* **Supplied text**
----
This guide gets you from nothing to a working SealStack gateway serving MCP tools and REST endpoints in about ten minutes. Everything runs locally with Docker Compose.

Prerequisites

  • Docker Desktop (or Docker Engine + Compose plugin)
  • Rust 1.87+ — only required if you’re building the CLI from source. Pre-built binaries are attached to each GitHub release.
  • cfg CLI on your $PATH.

1. Start the dev stack

Clone the repo and bring up Postgres, Qdrant, and the gateway:

Terminal window
git clone https://github.com/bwiemz/sealstack.git
cd sealstack
docker compose -f deploy/docker/compose.dev.yaml up -d

You should see the gateway come up on port 7070, Postgres on 5432, and Qdrant on 6333/6334.

Verify the gateway is reachable:

Terminal window
curl -s http://localhost:7070/healthz
# {"status":"ok"}

2. Define a schema

Create schemas/doc.csl:

namespace examples
schema Doc v1 {
id: ID @primary
title: String @indexed
body: Text @searchable @chunked
context {
embedder = "stub"
vector_dims = 64
chunking = semantic(max_tokens = 400, overlap = 40)
freshness_decay = exponential(half_life = 30d)
----
* **What needs to be done**
List every prerequisite named in the quickstart guide. Rely only on the quickstart guide above.
----
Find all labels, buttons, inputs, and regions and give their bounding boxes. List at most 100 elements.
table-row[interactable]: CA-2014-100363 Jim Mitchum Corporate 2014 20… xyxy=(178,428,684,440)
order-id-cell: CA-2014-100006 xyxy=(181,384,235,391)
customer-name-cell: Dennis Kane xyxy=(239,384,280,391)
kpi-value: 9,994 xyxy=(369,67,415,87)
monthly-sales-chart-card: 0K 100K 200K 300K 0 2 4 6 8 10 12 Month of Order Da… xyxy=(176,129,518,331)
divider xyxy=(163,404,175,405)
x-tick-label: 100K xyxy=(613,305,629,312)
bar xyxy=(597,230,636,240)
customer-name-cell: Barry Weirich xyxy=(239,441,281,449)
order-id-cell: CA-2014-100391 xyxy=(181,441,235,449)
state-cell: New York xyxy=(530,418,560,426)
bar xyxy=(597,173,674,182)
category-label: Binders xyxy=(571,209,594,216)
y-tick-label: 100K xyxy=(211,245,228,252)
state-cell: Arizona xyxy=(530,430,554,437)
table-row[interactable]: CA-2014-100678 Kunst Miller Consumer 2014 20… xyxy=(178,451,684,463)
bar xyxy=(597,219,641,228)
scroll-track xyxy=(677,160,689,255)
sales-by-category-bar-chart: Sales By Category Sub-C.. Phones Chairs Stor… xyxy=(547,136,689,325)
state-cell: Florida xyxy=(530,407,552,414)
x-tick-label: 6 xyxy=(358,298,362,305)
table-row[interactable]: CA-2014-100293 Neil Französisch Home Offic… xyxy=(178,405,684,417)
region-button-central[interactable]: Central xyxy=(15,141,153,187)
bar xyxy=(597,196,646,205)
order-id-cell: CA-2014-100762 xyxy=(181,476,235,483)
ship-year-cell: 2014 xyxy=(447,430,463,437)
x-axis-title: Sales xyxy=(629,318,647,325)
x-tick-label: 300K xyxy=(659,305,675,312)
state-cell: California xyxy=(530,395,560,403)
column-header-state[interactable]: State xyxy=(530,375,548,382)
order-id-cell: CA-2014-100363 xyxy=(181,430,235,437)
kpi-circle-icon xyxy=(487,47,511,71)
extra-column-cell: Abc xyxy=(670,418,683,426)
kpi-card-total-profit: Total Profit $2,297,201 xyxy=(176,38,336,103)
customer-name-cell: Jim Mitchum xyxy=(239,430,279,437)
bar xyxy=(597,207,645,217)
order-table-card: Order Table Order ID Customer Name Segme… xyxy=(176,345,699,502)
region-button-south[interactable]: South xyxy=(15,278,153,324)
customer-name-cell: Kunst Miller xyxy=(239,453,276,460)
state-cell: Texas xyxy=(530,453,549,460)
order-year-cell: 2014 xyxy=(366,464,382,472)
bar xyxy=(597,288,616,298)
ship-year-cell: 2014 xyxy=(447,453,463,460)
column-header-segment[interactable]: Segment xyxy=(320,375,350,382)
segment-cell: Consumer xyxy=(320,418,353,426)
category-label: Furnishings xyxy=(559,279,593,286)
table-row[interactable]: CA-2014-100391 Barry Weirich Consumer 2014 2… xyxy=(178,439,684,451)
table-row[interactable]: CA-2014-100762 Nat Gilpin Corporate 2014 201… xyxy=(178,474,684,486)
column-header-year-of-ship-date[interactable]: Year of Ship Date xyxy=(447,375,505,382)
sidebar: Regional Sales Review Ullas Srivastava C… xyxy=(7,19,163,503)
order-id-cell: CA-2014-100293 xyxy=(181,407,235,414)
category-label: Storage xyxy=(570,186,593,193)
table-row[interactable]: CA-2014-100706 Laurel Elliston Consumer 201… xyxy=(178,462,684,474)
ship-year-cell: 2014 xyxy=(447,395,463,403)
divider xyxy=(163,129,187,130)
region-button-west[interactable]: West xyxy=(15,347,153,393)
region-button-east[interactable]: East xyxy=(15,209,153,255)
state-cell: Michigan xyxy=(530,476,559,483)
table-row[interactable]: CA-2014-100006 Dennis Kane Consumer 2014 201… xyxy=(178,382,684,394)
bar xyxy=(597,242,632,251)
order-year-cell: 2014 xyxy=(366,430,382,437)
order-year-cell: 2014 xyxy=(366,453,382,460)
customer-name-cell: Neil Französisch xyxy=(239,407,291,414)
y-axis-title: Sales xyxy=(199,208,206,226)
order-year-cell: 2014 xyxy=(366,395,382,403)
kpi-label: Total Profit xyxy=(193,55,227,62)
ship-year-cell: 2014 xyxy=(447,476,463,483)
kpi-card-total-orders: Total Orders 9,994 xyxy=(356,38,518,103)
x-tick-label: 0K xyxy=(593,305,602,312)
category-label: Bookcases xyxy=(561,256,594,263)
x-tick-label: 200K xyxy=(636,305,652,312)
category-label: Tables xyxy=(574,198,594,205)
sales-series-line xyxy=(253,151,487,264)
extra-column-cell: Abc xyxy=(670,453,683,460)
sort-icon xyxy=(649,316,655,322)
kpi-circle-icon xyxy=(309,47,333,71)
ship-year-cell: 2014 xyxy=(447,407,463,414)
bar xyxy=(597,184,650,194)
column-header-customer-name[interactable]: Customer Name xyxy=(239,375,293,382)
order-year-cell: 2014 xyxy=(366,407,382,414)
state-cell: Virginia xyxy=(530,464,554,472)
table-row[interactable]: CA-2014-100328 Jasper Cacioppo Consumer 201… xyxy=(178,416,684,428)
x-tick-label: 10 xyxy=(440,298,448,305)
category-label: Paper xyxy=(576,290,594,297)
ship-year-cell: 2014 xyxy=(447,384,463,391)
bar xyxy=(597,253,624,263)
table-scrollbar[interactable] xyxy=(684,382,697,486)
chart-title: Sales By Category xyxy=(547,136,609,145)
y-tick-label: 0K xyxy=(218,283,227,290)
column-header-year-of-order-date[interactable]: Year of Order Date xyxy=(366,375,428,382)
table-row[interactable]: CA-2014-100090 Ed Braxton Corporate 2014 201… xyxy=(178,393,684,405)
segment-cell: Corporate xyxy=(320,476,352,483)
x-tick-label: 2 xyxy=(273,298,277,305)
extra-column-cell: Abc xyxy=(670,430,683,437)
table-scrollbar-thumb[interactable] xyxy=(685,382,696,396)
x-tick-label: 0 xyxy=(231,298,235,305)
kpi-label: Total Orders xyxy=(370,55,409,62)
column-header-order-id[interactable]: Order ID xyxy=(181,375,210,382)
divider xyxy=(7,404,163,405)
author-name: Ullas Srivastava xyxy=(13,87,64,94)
----
* **Finished exercise**
- Docker Desktop (or Docker Engine + Compose plugin)
- Rust 1.87+, which is needed only to build the CLI from source
- cfg CLI on your $PATH